(Selected passage)
┌────────
Ring them bells St. Peter
Where the four winds blow,
Ring them bells with an iron hand
So the people will know.
Oh it’s rush hour now
On the wheel and the plow
And the sun is going down
Upon the sacred cow.

Ring them bells Sweet Martha,
For the poor man’s son,
Ring them bells so the world will know
That God is one.
Oh the shepherd is asleep
Where the willows weep
And the mountains are filled
With lost sheep.

Ring them bells for the blind and the deaf,
Ring them bells for all of us who are left,
Ring them bells for the chosen few
Who will judge the many when the game is through.
Ring them bells, for the time that flies,
For the child that cries
When innocence dies.

Ring them bells St. Catherine
From the top of the room,
Ring them from the fortress
For the lilies that bloom.
Oh the lines are long
And the fighting is strong
And they’re breaking down the distance
Between right and wrong.

B. Dylan 1989

Yes, Bob Dylan.

December 26, 5:54 pm | [comment link]
2. libraryjim wrote:

The story behind “I Heard the Bells” from two different web sites:

The carol was originally a poem, “Christmas Bells,” containing seven stanzas. Two stanzas were omitted, which contained references to the American Civil War, thus giving us the carol in its present form.

When Longfellow penned the words to his poem, America was still months away from Lee’s surrender to Grant at Appomattox Court House on April 9th 1865; and, his poem reflected the prior years of the war’s despair, while ending with a confident hope of triumphant peace.

As with any composition that touches the heart of the hearer, “I Heard the Bells on Christmas Day” flowed from the experience of Longfellow—involving the tragic death of his wife Fanny and the crippling injury of his son Charles from war wounds.

The first Christmas after Fanny’s death, Longfellow wrote, “How inexpressibly sad are all holidays.” A year after the incident, he wrote, “I can make no record of these days. Better leave them wrapped in silence. Perhaps someday God will give me peace.” Longfellow’s journal entry for December 25th 1862 reads: “‘A merry Christmas’ say the children, but that is no more for me.”
└────────
(Provided records)
┌────────
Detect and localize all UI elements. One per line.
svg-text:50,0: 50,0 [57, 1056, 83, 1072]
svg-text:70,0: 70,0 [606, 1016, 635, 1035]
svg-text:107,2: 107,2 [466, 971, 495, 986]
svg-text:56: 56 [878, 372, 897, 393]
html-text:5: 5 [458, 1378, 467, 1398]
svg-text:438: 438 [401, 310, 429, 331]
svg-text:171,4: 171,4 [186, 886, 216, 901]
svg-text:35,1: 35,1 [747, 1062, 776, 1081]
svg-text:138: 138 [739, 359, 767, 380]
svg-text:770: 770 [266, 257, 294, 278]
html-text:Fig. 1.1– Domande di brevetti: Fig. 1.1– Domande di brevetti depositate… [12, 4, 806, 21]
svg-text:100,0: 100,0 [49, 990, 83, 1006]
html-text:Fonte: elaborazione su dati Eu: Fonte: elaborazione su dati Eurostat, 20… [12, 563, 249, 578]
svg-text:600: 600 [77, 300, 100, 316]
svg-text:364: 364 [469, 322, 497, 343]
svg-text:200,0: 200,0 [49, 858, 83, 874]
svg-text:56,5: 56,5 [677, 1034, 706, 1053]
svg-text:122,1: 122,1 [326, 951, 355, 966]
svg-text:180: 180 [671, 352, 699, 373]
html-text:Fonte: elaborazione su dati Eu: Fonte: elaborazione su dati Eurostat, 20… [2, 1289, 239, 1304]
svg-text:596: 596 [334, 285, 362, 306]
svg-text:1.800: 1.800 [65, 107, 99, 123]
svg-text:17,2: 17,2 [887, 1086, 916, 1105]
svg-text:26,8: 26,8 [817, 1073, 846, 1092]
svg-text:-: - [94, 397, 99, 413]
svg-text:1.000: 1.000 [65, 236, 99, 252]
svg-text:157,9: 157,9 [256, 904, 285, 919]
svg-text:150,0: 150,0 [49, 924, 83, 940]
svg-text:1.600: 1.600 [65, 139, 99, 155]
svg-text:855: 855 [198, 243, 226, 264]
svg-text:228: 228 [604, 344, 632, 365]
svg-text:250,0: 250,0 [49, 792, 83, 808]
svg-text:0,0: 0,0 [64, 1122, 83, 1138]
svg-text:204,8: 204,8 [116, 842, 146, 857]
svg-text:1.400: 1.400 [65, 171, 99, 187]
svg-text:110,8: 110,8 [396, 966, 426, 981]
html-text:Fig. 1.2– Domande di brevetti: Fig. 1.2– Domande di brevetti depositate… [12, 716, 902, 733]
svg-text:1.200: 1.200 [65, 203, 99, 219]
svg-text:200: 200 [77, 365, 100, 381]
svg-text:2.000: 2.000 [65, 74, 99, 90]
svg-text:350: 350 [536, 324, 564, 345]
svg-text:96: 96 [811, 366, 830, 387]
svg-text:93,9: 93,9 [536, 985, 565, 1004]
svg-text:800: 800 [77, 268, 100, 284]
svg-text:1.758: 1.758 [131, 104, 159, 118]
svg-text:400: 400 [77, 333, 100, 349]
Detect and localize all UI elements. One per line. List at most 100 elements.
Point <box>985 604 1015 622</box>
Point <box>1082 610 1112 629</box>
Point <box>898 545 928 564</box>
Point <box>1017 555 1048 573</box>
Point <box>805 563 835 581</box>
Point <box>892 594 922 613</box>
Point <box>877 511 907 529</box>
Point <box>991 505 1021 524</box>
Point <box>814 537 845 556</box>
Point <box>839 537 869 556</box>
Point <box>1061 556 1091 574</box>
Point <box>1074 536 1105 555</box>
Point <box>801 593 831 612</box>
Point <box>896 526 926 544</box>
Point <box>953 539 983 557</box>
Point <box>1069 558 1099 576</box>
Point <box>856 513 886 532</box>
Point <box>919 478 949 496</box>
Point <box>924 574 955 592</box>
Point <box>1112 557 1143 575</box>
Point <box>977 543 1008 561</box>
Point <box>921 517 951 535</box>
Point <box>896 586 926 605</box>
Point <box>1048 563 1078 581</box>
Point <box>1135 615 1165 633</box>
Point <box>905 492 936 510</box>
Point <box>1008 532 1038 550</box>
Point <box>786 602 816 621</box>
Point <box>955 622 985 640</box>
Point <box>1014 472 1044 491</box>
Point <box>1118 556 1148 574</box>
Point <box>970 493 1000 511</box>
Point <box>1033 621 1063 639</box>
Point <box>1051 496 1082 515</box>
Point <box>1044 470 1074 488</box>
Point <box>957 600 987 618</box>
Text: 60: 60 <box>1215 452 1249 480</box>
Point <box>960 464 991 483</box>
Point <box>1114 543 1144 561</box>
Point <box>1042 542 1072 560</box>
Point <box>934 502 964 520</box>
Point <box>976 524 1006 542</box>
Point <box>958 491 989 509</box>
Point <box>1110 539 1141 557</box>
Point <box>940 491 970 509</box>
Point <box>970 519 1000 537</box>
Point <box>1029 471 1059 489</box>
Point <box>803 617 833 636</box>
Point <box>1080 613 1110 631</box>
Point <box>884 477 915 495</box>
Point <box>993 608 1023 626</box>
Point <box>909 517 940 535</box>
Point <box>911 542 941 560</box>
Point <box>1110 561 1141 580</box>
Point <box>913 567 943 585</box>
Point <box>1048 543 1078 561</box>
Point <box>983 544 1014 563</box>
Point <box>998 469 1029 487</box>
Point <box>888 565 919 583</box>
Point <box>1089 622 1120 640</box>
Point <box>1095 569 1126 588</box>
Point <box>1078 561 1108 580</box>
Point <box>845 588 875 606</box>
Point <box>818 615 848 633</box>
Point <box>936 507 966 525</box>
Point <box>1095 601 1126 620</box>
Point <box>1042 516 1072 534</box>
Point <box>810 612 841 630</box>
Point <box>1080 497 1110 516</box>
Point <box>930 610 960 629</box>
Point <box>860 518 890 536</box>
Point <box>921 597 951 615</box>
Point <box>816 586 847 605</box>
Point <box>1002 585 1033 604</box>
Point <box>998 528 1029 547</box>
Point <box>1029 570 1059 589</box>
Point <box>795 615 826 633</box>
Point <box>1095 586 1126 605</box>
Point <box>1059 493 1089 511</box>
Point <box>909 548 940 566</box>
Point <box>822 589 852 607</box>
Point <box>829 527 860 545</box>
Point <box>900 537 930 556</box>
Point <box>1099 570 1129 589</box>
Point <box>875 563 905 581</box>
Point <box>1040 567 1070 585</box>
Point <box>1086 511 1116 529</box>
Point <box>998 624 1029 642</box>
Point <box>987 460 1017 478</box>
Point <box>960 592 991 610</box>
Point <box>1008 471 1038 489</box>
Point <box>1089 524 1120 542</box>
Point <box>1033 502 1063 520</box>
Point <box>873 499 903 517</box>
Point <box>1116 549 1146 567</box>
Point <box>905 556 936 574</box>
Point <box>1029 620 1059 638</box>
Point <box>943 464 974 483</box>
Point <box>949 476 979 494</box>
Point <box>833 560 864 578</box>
└────────
(Task statement)
Pick up the comment thread about bell songs and the carol "I Heard the Bells on Christmas Day" after its last sentence and write what comes next.

(Task response)
Almost a year later, Longfellow received word that his oldest son Charles, a lieutenant in the Army of the Potomac, had been severely wounded with a bullet passing under his shoulder blades and taking off one of the spinal processes. The Christmas of 1863 was silent in Longfellow’s journal.

Finally, on Christmas Day of 1864, he wrote the words of the poem, “Christmas Bells.” The reelection of Abraham Lincoln or the possible end of the terrible war may have been the occasion for the poem. Lt. Charles Longfellow did not die that Christmas, but lived. So, contrary to popular belief, the occasion of writing that much loved Christmas carol was not due to Charles’ death
******
It was not until sometime after 1872 that the 1863 poem, which was originally titled “Christmas Bells,” was converted into a carol. Some unknown person in some unknown year recognized that Longfellow’s stirring and optimistic interpretation of the bells of Christmas would make a magnificent mate for an 1872 processional which was strongly reminiscent of the ringing of bells. The composer of the appropriate tune, John Baptiste Calkin (1827-1905), was the most famous of a family of accomplished English musicians. At first Calkin’s melody was published with the 1848 American hymn, “Fling Out the Banner! Let It Float” by George Washington Doane (1799-1859). Ironically, “Fling Out” was an old-fashioned militant missionary hymn which contrasted greatly in purpose and spirit from the more permanent partner of Calkin’s music, “I Heard the Bells.”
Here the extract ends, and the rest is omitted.